Excerpts from a figure dataset
— BEGIN —
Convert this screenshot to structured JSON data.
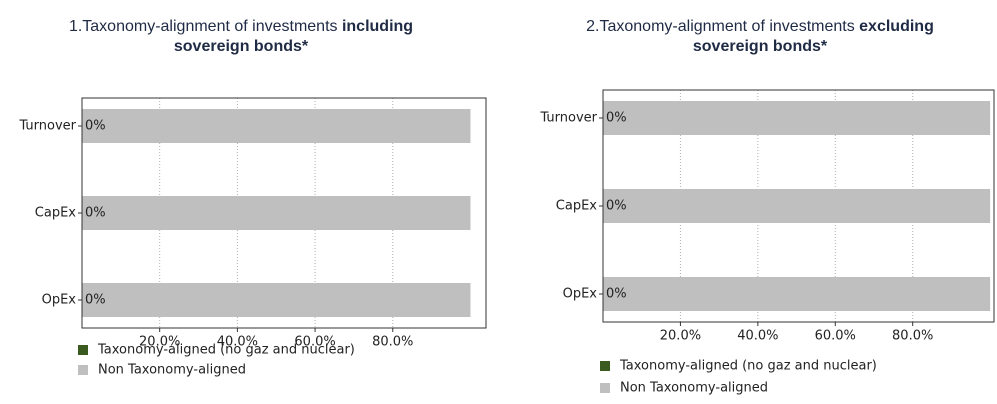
{
  "chart_data": [
    {
      "type": "bar",
      "orientation": "horizontal",
      "stacked": true,
      "title": {
        "text": "1.Taxonomy-alignment of investments ",
        "bold": "including sovereign bonds*"
      },
      "categories": [
        "Turnover",
        "CapEx",
        "OpEx"
      ],
      "series": [
        {
          "name": "Taxonomy-aligned (no gaz and nuclear)",
          "color": "#3b5a1f",
          "values": [
            0,
            0,
            0
          ],
          "value_labels": [
            "0%",
            "0%",
            "0%"
          ]
        },
        {
          "name": "Non Taxonomy-aligned",
          "color": "#bfbfbf",
          "values": [
            100,
            100,
            100
          ]
        }
      ],
      "xlim": [
        0,
        104
      ],
      "xticks": [
        {
          "value": 20,
          "label": "20.0%"
        },
        {
          "value": 40,
          "label": "40.0%"
        },
        {
          "value": 60,
          "label": "60.0%"
        },
        {
          "value": 80,
          "label": "80.0%"
        }
      ],
      "grid": true
    },
    {
      "type": "bar",
      "orientation": "horizontal",
      "stacked": true,
      "title": {
        "text": "2.Taxonomy-alignment of investments ",
        "bold": "excluding sovereign bonds*"
      },
      "categories": [
        "Turnover",
        "CapEx",
        "OpEx"
      ],
      "series": [
        {
          "name": "Taxonomy-aligned (no gaz and nuclear)",
          "color": "#3b5a1f",
          "values": [
            0,
            0,
            0
          ],
          "value_labels": [
            "0%",
            "0%",
            "0%"
          ]
        },
        {
          "name": "Non Taxonomy-aligned",
          "color": "#bfbfbf",
          "values": [
            100,
            100,
            100
          ]
        }
      ],
      "xlim": [
        0,
        101
      ],
      "xticks": [
        {
          "value": 20,
          "label": "20.0%"
        },
        {
          "value": 40,
          "label": "40.0%"
        },
        {
          "value": 60,
          "label": "60.0%"
        },
        {
          "value": 80,
          "label": "80.0%"
        }
      ],
      "grid": true
    }
  ]
}
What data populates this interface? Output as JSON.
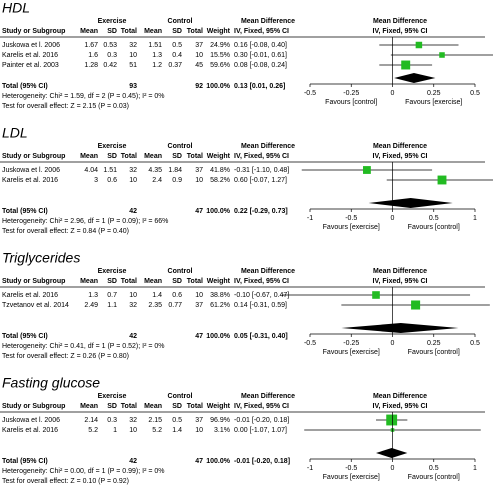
{
  "headers": {
    "group1": "Exercise",
    "group2": "Control",
    "md": "Mean Difference",
    "study": "Study or Subgroup",
    "mean": "Mean",
    "sd": "SD",
    "total": "Total",
    "weight": "Weight",
    "method": "IV, Fixed, 95% CI"
  },
  "chart_data": [
    {
      "type": "forest",
      "title": "HDL",
      "rows": [
        [
          "Juskowa et l. 2006",
          "1.67",
          "0.53",
          "32",
          "1.51",
          "0.5",
          "37",
          "24.9%",
          "0.16 [-0.08, 0.40]"
        ],
        [
          "Karelis et al. 2016",
          "1.6",
          "0.3",
          "10",
          "1.3",
          "0.4",
          "10",
          "15.5%",
          "0.30 [-0.01, 0.61]"
        ],
        [
          "Painter et al. 2003",
          "1.28",
          "0.42",
          "51",
          "1.2",
          "0.37",
          "45",
          "59.6%",
          "0.08 [-0.08, 0.24]"
        ]
      ],
      "effects": [
        {
          "md": 0.16,
          "lo": -0.08,
          "hi": 0.4,
          "weight": 24.9
        },
        {
          "md": 0.3,
          "lo": -0.01,
          "hi": 0.61,
          "weight": 15.5
        },
        {
          "md": 0.08,
          "lo": -0.08,
          "hi": 0.24,
          "weight": 59.6
        }
      ],
      "total_row": [
        "Total (95% CI)",
        "93",
        "92",
        "100.0%",
        "0.13 [0.01, 0.26]"
      ],
      "total": {
        "md": 0.13,
        "lo": 0.01,
        "hi": 0.26
      },
      "heterogeneity": "Heterogeneity: Chi² = 1.59, df = 2 (P = 0.45); I² = 0%",
      "overall": "Test for overall effect: Z = 2.15 (P = 0.03)",
      "xlim": [
        -0.5,
        0.5
      ],
      "xticks": [
        -0.5,
        -0.25,
        0,
        0.25,
        0.5
      ],
      "favours": [
        "Favours [control]",
        "Favours [exercise]"
      ],
      "color": "#22bb22"
    },
    {
      "type": "forest",
      "title": "LDL",
      "rows": [
        [
          "Juskowa et l. 2006",
          "4.04",
          "1.51",
          "32",
          "4.35",
          "1.84",
          "37",
          "41.8%",
          "-0.31 [-1.10, 0.48]"
        ],
        [
          "Karelis et al. 2016",
          "3",
          "0.6",
          "10",
          "2.4",
          "0.9",
          "10",
          "58.2%",
          "0.60 [-0.07, 1.27]"
        ]
      ],
      "effects": [
        {
          "md": -0.31,
          "lo": -1.1,
          "hi": 0.48,
          "weight": 41.8
        },
        {
          "md": 0.6,
          "lo": -0.07,
          "hi": 1.27,
          "weight": 58.2
        }
      ],
      "total_row": [
        "Total (95% CI)",
        "42",
        "47",
        "100.0%",
        "0.22 [-0.29, 0.73]"
      ],
      "total": {
        "md": 0.22,
        "lo": -0.29,
        "hi": 0.73
      },
      "heterogeneity": "Heterogeneity: Chi² = 2.96, df = 1 (P = 0.09); I² = 66%",
      "overall": "Test for overall effect: Z = 0.84 (P = 0.40)",
      "xlim": [
        -1,
        1
      ],
      "xticks": [
        -1,
        -0.5,
        0,
        0.5,
        1
      ],
      "favours": [
        "Favours [exercise]",
        "Favours [control]"
      ],
      "color": "#22bb22"
    },
    {
      "type": "forest",
      "title": "Triglycerides",
      "rows": [
        [
          "Karelis et al. 2016",
          "1.3",
          "0.7",
          "10",
          "1.4",
          "0.6",
          "10",
          "38.8%",
          "-0.10 [-0.67, 0.47]"
        ],
        [
          "Tzvetanov et al. 2014",
          "2.49",
          "1.1",
          "32",
          "2.35",
          "0.77",
          "37",
          "61.2%",
          "0.14 [-0.31, 0.59]"
        ]
      ],
      "effects": [
        {
          "md": -0.1,
          "lo": -0.67,
          "hi": 0.47,
          "weight": 38.8
        },
        {
          "md": 0.14,
          "lo": -0.31,
          "hi": 0.59,
          "weight": 61.2
        }
      ],
      "total_row": [
        "Total (95% CI)",
        "42",
        "47",
        "100.0%",
        "0.05 [-0.31, 0.40]"
      ],
      "total": {
        "md": 0.05,
        "lo": -0.31,
        "hi": 0.4
      },
      "heterogeneity": "Heterogeneity: Chi² = 0.41, df = 1 (P = 0.52); I² = 0%",
      "overall": "Test for overall effect: Z = 0.26 (P = 0.80)",
      "xlim": [
        -0.5,
        0.5
      ],
      "xticks": [
        -0.5,
        -0.25,
        0,
        0.25,
        0.5
      ],
      "favours": [
        "Favours [exercise]",
        "Favours [control]"
      ],
      "color": "#22bb22"
    },
    {
      "type": "forest",
      "title": "Fasting glucose",
      "rows": [
        [
          "Juskowa et l. 2006",
          "2.14",
          "0.3",
          "32",
          "2.15",
          "0.5",
          "37",
          "96.9%",
          "-0.01 [-0.20, 0.18]"
        ],
        [
          "Karelis et al. 2016",
          "5.2",
          "1",
          "10",
          "5.2",
          "1.4",
          "10",
          "3.1%",
          "0.00 [-1.07, 1.07]"
        ]
      ],
      "effects": [
        {
          "md": -0.01,
          "lo": -0.2,
          "hi": 0.18,
          "weight": 96.9
        },
        {
          "md": 0.0,
          "lo": -1.07,
          "hi": 1.07,
          "weight": 3.1
        }
      ],
      "total_row": [
        "Total (95% CI)",
        "42",
        "47",
        "100.0%",
        "-0.01 [-0.20, 0.18]"
      ],
      "total": {
        "md": -0.01,
        "lo": -0.2,
        "hi": 0.18
      },
      "heterogeneity": "Heterogeneity: Chi² = 0.00, df = 1 (P = 0.99); I² = 0%",
      "overall": "Test for overall effect: Z = 0.10 (P = 0.92)",
      "xlim": [
        -1,
        1
      ],
      "xticks": [
        -1,
        -0.5,
        0,
        0.5,
        1
      ],
      "favours": [
        "Favours [exercise]",
        "Favours [control]"
      ],
      "color": "#22bb22"
    }
  ]
}
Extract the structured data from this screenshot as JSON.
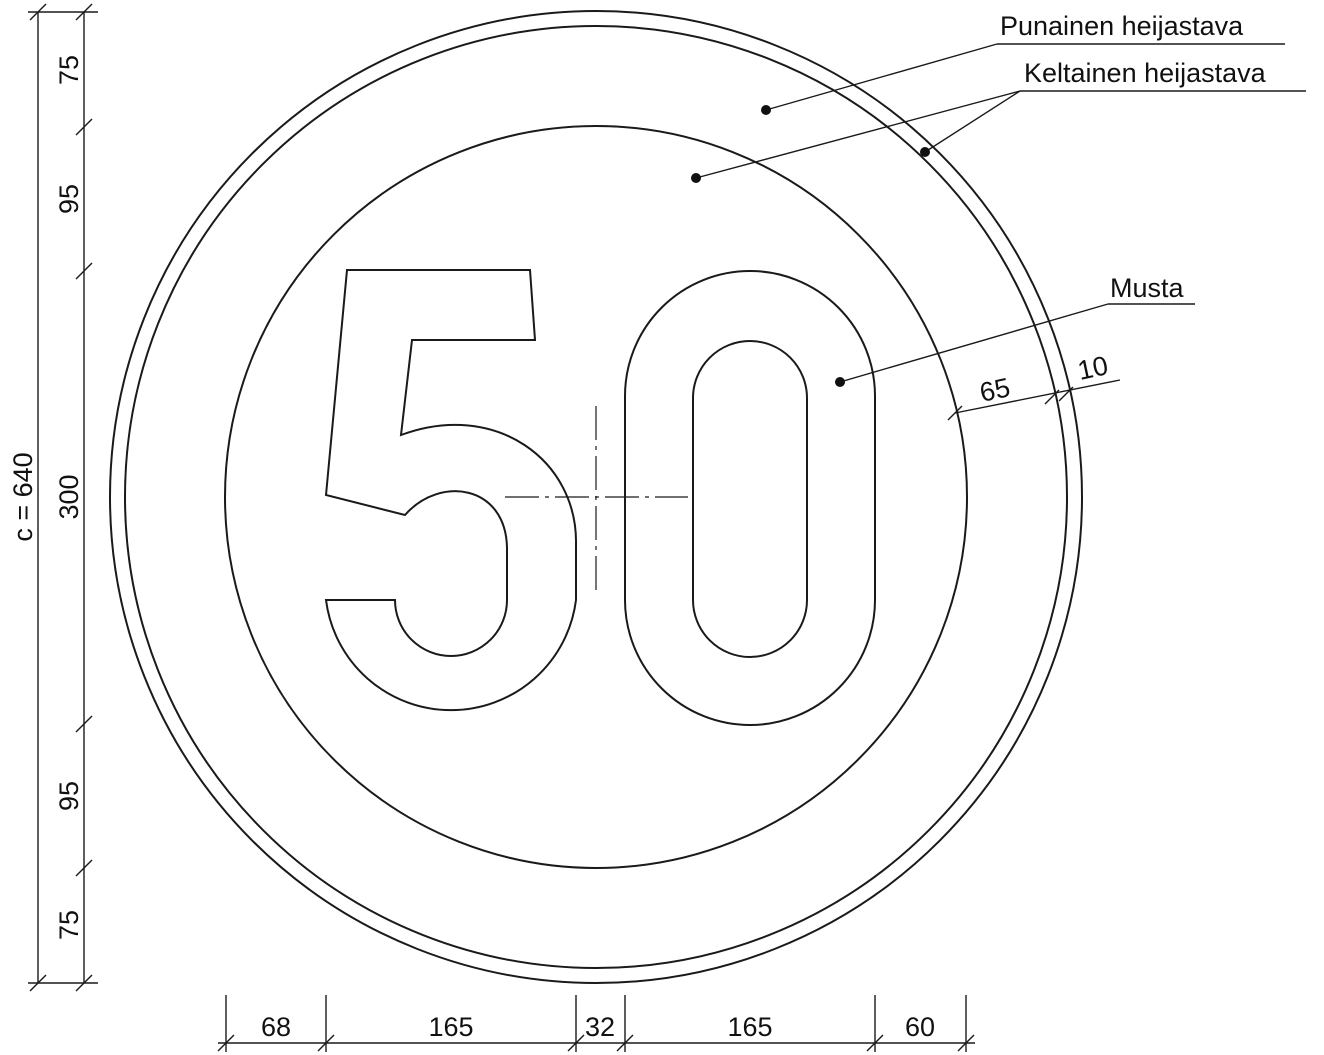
{
  "callouts": {
    "red_reflective": "Punainen heijastava",
    "yellow_reflective": "Keltainen heijastava",
    "black": "Musta"
  },
  "vertical_dimensions": {
    "total": "c = 640",
    "seg1": "75",
    "seg2": "95",
    "seg3": "300",
    "seg4": "95",
    "seg5": "75"
  },
  "horizontal_dimensions": {
    "seg1": "68",
    "seg2": "165",
    "seg3": "32",
    "seg4": "165",
    "seg5": "60"
  },
  "ring_dimensions": {
    "red_band": "65",
    "outer_band": "10"
  },
  "sign_digits": "50"
}
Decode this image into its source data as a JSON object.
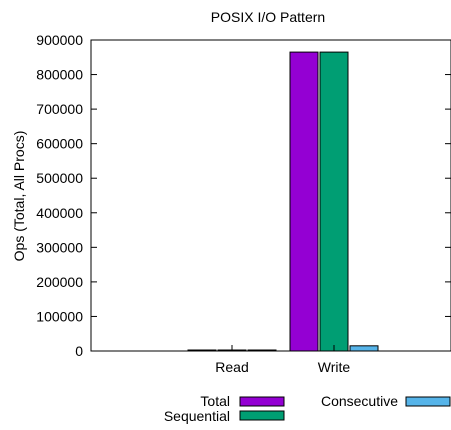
{
  "chart_data": {
    "type": "bar",
    "title": "POSIX I/O Pattern",
    "xlabel": "",
    "ylabel": "Ops (Total, All Procs)",
    "categories": [
      "Read",
      "Write"
    ],
    "series": [
      {
        "name": "Total",
        "values": [
          0,
          865000
        ],
        "color": "#9400d3"
      },
      {
        "name": "Sequential",
        "values": [
          0,
          865000
        ],
        "color": "#009e73"
      },
      {
        "name": "Consecutive",
        "values": [
          0,
          15000
        ],
        "color": "#56b4e9"
      }
    ],
    "ylim": [
      0,
      900000
    ],
    "yticks": [
      "0",
      "100000",
      "200000",
      "300000",
      "400000",
      "500000",
      "600000",
      "700000",
      "800000",
      "900000"
    ],
    "grid": false,
    "legend": "bottom"
  }
}
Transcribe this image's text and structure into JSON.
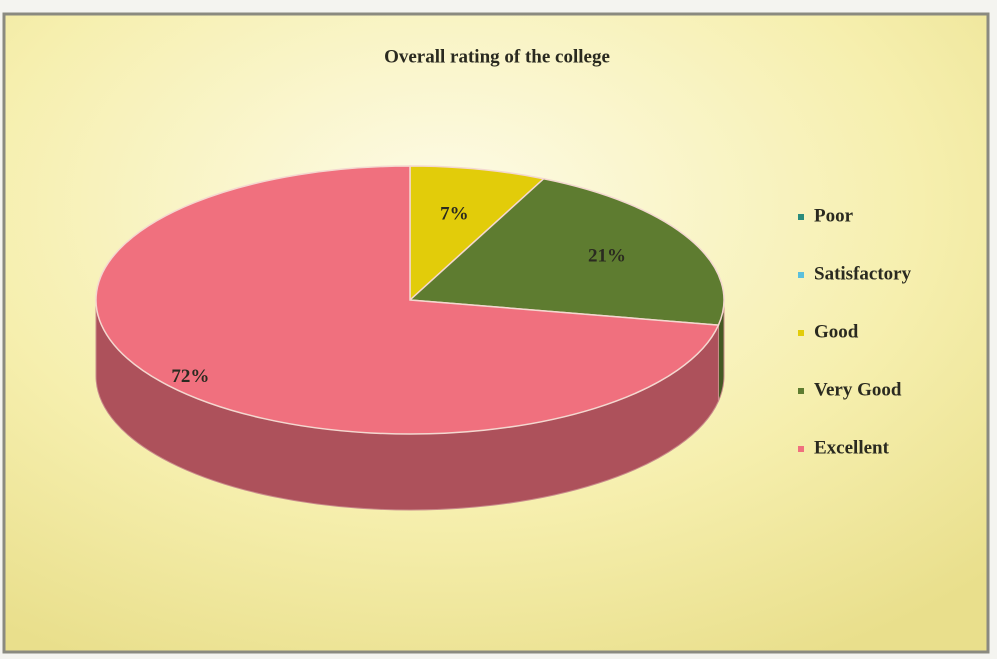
{
  "chart_data": {
    "type": "pie",
    "title": "Overall rating of the college",
    "categories": [
      "Poor",
      "Satisfactory",
      "Good",
      "Very Good",
      "Excellent"
    ],
    "values": [
      0,
      0,
      7,
      21,
      72
    ],
    "value_labels": [
      null,
      null,
      "7%",
      "21%",
      "72%"
    ],
    "colors": [
      "#2a8c7c",
      "#5cc0dc",
      "#e2cc0a",
      "#5e7c30",
      "#f0707e"
    ],
    "legend": "right"
  }
}
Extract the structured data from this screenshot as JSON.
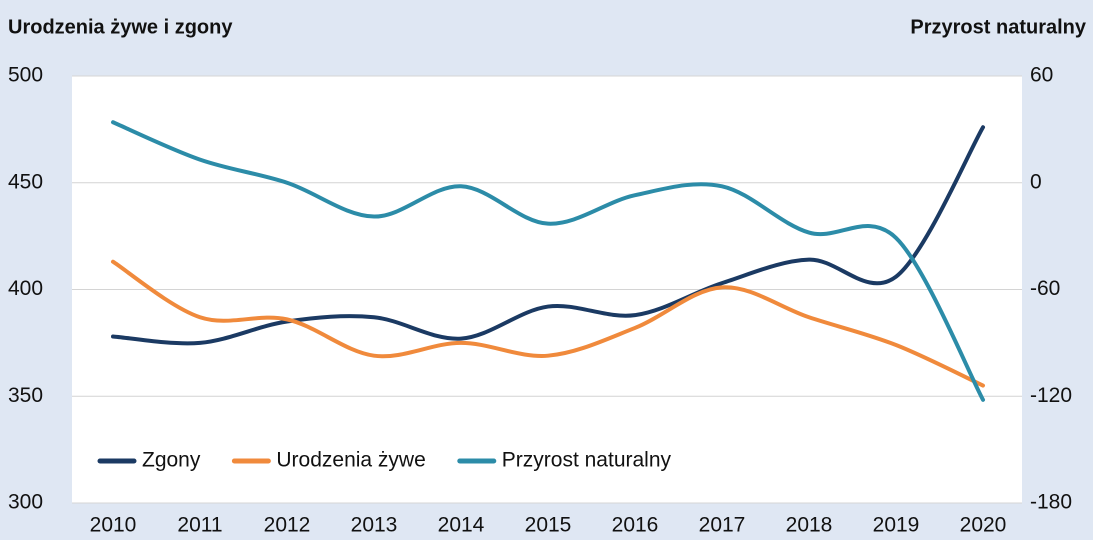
{
  "chart_data": {
    "type": "line",
    "title": "Urodzenia żywe i zgony",
    "y2_title": "Przyrost naturalny",
    "categories": [
      "2010",
      "2011",
      "2012",
      "2013",
      "2014",
      "2015",
      "2016",
      "2017",
      "2018",
      "2019",
      "2020"
    ],
    "series": [
      {
        "name": "Zgony",
        "color": "#1b3a63",
        "values": [
          378,
          375,
          385,
          387,
          377,
          392,
          388,
          403,
          414,
          406,
          476
        ]
      },
      {
        "name": "Urodzenia żywe",
        "color": "#f08a3c",
        "values": [
          413,
          387,
          386,
          369,
          375,
          369,
          382,
          401,
          387,
          374,
          355
        ]
      },
      {
        "name": "Przyrost naturalny",
        "color": "#2c8ca8",
        "axis": "y2",
        "values": [
          34,
          13,
          0,
          -19,
          -2,
          -23,
          -7,
          -2,
          -28,
          -31,
          -122
        ]
      }
    ],
    "ylim": [
      300,
      500
    ],
    "yticks": [
      300,
      350,
      400,
      450,
      500
    ],
    "y2lim": [
      -180,
      60
    ],
    "y2ticks": [
      -180,
      -120,
      -60,
      0,
      60
    ],
    "grid": true,
    "legend": "bottom-left"
  }
}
— END —
> _The task_: Select and copy every line of the listing with the word "Test".

> _Answer in full_:
      "overall": "Test for overall effect: Z = 2.15 (P = 0.03)",
      "overall": "Test for overall effect: Z = 0.84 (P = 0.40)",
      "overall": "Test for overall effect: Z = 0.26 (P = 0.80)",
      "overall": "Test for overall effect: Z = 0.10 (P = 0.92)",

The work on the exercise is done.